- [REQUIREMENT]: Can you carry on the piece below about Charli XCX's career, starting right after its final sentence?

- [SOURCE EXCERPT]:
---
Charli XCX is, according to a Pitchfork profile from five years ago, “the pop star of the future." Five years before that, she had her first solo Top 10 single on the Billboard Hot 100, “Boom Clap,” as well as a No. 1 hit as a featured artist on Iggy Azalea’s “Fancy.” Two years before that, she wrote and was featured on Icona Pop’s inescapable single “I Love It.”
After that, she wouldn’t chart in the Hot 100 again until last year’s “Speed Drive,” her contribution to the Barbie soundtrack, which peaked at No. 73.
Charli has put in her time and pumped out an astounding catalog of the most forward-thinking pop and dance music of the last decade. She’s a critical darling with a devoted cult following, but until recently, it seemed like the future that Pitchfork envisioned would never come to pass. She appeared destined for a long, comfortable career of simply being your coolest friend’s favorite pop artist.
And then Brat, this year’s zeitgeist-defining record, dropped like an electric green atomic bomb. We don’t have time to fully unpack the cultural impact “Brat summer” had, but let’s just say that if Kamala Harris is elected president next month, she might give part of the credit to a tweet from Charli that read “Kamala IS brat.”
---
- [SUPPLIED RECORDS]:

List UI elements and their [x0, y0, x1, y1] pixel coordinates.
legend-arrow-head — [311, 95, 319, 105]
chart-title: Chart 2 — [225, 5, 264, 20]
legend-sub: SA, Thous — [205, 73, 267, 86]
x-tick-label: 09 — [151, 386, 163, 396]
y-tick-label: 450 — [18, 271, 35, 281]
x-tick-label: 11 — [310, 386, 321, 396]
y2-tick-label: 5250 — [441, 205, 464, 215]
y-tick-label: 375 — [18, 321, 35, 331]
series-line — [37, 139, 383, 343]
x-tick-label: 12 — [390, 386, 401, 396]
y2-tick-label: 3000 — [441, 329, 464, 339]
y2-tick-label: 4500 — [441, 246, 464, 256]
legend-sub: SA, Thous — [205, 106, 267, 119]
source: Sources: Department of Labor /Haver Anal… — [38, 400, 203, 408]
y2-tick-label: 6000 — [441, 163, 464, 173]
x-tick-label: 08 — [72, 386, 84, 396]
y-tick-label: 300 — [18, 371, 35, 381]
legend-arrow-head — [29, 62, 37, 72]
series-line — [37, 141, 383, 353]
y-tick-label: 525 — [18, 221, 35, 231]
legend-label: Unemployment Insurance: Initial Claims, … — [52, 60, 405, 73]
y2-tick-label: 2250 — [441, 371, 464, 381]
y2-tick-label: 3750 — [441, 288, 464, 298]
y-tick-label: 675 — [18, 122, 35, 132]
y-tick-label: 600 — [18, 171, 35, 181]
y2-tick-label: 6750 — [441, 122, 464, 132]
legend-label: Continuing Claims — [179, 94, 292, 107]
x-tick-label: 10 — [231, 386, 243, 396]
---
- [SOLVED PROBLEM]:
That about catches us up to her concert at the American Airlines Center on Wednesday, which she co-headlined with Australian pop singer and frequent collaborator Troye Sivan. As the two repeatedly boasted throughout the night, they “sold that bitch out.”
The crowd was a sea of people in bright lime-green (a nod to the album’s instantly iconic cover) as well as black miniskirts and all kinds of silver details. Dressing to theme for concerts is the new norm, but Charli’s fans feel different from those of Taylor Swift and Beyoncé. While we’re sure many people bought new outfits for this show, none of them looked like costumes. They mostly looked like standard fits you’d put together for a night out, just with the same color scheme.
The concert itself, named “The Sweat Tour” after the state its audience is in after it’s finished, has a unique setup for a co-headlined show. Instead of each artist playing separate sets, the two sets are mashed together with Sivan and Charli performing a couple of songs at a time before handing off the mic. The show concludes with them sharing the stage for their duets, “1999” and “Talk Talk.”
When Sivan opened the show with cuts from his latest album, last year’s Something to Give Each Other, he showed how far he’s come from posting original songs about John Green books on YouTube. (He can delete some of those videos from YouTube, but not from the memories of girls on Tumblr in 2013.)
His set mixed sensual, provocative imagery with old-school showmanship and choreography that was reminiscent of the MTV pop era.
Much has been said about pop music’s big comeback this year, with credit usually given to the likes of Charli, Chappell Roan, Sabrina Carpenter and other “main pop girls.” We’d like to nominate Sivan as one of the unsung heroes of this movement.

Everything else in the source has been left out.